▸ EXERCISE: Find the lines holding "text" and copy them.

[Start of RECORDS FOR PROCESSING]

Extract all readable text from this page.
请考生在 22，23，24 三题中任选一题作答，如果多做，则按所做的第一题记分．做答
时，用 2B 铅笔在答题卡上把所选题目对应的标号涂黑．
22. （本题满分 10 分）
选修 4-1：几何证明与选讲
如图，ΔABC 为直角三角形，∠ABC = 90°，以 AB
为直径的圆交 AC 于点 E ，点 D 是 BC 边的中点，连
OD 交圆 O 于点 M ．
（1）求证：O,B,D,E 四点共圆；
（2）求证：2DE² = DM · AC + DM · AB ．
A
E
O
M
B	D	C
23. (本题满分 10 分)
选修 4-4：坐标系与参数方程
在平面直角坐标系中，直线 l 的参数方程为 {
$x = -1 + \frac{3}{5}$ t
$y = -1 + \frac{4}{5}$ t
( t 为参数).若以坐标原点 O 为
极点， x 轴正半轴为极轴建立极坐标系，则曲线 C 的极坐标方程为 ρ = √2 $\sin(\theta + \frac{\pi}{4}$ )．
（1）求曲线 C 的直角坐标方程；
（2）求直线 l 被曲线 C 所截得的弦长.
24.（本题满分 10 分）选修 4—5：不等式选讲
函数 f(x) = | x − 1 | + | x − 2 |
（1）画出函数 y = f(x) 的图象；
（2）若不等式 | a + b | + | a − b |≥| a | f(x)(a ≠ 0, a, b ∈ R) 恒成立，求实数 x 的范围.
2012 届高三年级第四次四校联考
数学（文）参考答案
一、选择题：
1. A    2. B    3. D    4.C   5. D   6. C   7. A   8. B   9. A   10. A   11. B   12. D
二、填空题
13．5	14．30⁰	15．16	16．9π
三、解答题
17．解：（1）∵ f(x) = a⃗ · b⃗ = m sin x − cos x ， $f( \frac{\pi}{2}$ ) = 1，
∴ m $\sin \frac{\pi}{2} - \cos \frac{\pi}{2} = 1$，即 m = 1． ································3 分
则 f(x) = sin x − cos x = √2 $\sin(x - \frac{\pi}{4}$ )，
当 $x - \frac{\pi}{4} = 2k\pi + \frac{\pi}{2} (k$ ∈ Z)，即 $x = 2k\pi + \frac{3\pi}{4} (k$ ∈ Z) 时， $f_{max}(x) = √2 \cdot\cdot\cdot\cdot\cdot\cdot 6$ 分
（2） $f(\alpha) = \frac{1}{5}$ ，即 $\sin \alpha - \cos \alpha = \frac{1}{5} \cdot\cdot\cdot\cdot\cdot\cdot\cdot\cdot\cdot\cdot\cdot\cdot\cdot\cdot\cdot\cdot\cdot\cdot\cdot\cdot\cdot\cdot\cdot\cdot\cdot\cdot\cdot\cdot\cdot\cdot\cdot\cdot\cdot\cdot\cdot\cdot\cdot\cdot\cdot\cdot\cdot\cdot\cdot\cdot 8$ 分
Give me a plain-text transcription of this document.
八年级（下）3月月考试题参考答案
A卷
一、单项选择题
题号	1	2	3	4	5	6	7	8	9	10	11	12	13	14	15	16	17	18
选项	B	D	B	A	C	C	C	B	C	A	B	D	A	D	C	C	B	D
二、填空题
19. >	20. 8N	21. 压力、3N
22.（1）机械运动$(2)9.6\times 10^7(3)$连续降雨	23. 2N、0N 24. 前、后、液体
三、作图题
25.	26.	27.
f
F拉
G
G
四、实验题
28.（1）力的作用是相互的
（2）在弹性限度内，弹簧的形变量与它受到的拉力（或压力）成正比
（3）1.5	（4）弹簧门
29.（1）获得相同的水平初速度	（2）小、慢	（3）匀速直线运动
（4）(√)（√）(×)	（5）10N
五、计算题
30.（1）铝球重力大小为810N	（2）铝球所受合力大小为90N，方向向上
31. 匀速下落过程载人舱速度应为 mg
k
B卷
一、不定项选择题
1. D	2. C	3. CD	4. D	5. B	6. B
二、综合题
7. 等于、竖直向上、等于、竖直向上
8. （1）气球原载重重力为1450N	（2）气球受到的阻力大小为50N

[End of RECORDS FOR PROCESSING]

▸ EXERCISE ANSWER:
Extract all readable text from this page.
Give me a plain-text transcription of this document.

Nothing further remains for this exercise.